▶ _To do_:
Below are some records; repeat them all exactly, minus the pictures.
+ + + + +
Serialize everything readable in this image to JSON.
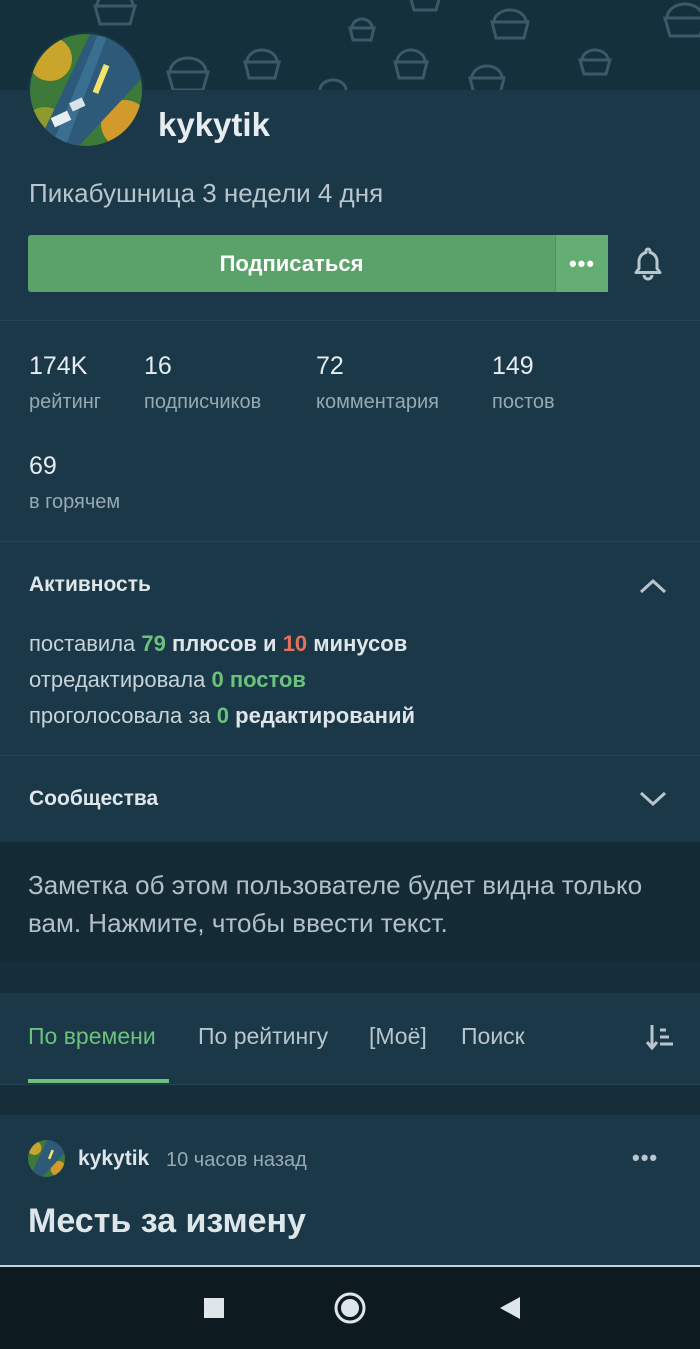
{
  "profile": {
    "username": "kykytik",
    "since": "Пикабушница 3 недели 4 дня",
    "subscribe_label": "Подписаться",
    "more_label": "•••"
  },
  "stats": [
    {
      "value": "174K",
      "caption": "рейтинг"
    },
    {
      "value": "16",
      "caption": "подписчиков"
    },
    {
      "value": "72",
      "caption": "комментария"
    },
    {
      "value": "149",
      "caption": "постов"
    },
    {
      "value": "69",
      "caption": "в горячем"
    }
  ],
  "activity": {
    "title": "Активность",
    "line1": {
      "prefix": "поставила ",
      "plus_count": "79",
      "middle": " плюсов и ",
      "minus_count": "10",
      "suffix": " минусов"
    },
    "line2": {
      "prefix": "отредактировала ",
      "count": "0",
      "suffix": " постов"
    },
    "line3": {
      "prefix": "проголосовала за ",
      "count": "0",
      "suffix": " редактирований"
    }
  },
  "communities": {
    "title": "Сообщества"
  },
  "note": {
    "text": "Заметка об этом пользователе будет видна только вам. Нажмите, чтобы ввести текст."
  },
  "tabs": [
    {
      "label": "По времени",
      "active": true
    },
    {
      "label": "По рейтингу",
      "active": false
    },
    {
      "label": "[Моё]",
      "active": false
    },
    {
      "label": "Поиск",
      "active": false
    }
  ],
  "post": {
    "author": "kykytik",
    "time": "10 часов назад",
    "more_label": "•••",
    "title": "Месть за измену"
  },
  "colors": {
    "background": "#162e3a",
    "card": "#1a3847",
    "accent_green": "#6cc27d",
    "accent_red": "#e5715d",
    "button_green": "#5aa26a"
  },
  "icons": [
    "bell-icon",
    "chevron-up-icon",
    "chevron-down-icon",
    "sort-icon",
    "nav-square-icon",
    "nav-circle-icon",
    "nav-back-icon"
  ]
}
+ + + + +
▶ _Task result_:
Serialize everything readable in this image to JSON.
{
  "profile": {
    "username": "kykytik",
    "since": "Пикабушница 3 недели 4 дня",
    "subscribe_label": "Подписаться",
    "more_label": "•••"
  },
  "stats": [
    {
      "value": "174K",
      "caption": "рейтинг"
    },
    {
      "value": "16",
      "caption": "подписчиков"
    },
    {
      "value": "72",
      "caption": "комментария"
    },
    {
      "value": "149",
      "caption": "постов"
    },
    {
      "value": "69",
      "caption": "в горячем"
    }
  ],
  "activity": {
    "title": "Активность",
    "line1": {
      "prefix": "поставила ",
      "plus_count": "79",
      "middle": " плюсов и ",
      "minus_count": "10",
      "suffix": " минусов"
    },
    "line2": {
      "prefix": "отредактировала ",
      "count": "0",
      "suffix": " постов"
    },
    "line3": {
      "prefix": "проголосовала за ",
      "count": "0",
      "suffix": " редактирований"
    }
  },
  "communities": {
    "title": "Сообщества"
  },
  "note": {
    "text": "Заметка об этом пользователе будет видна только вам. Нажмите, чтобы ввести текст."
  },
  "tabs": [
    {
      "label": "По времени",
      "active": true
    },
    {
      "label": "По рейтингу",
      "active": false
    },
    {
      "label": "[Моё]",
      "active": false
    },
    {
      "label": "Поиск",
      "active": false
    }
  ],
  "post": {
    "author": "kykytik",
    "time": "10 часов назад",
    "more_label": "•••",
    "title": "Месть за измену"
  },
  "colors": {
    "background": "#162e3a",
    "card": "#1a3847",
    "accent_green": "#6cc27d",
    "accent_red": "#e5715d",
    "button_green": "#5aa26a"
  },
  "icons": [
    "bell-icon",
    "chevron-up-icon",
    "chevron-down-icon",
    "sort-icon",
    "nav-square-icon",
    "nav-circle-icon",
    "nav-back-icon"
  ]
}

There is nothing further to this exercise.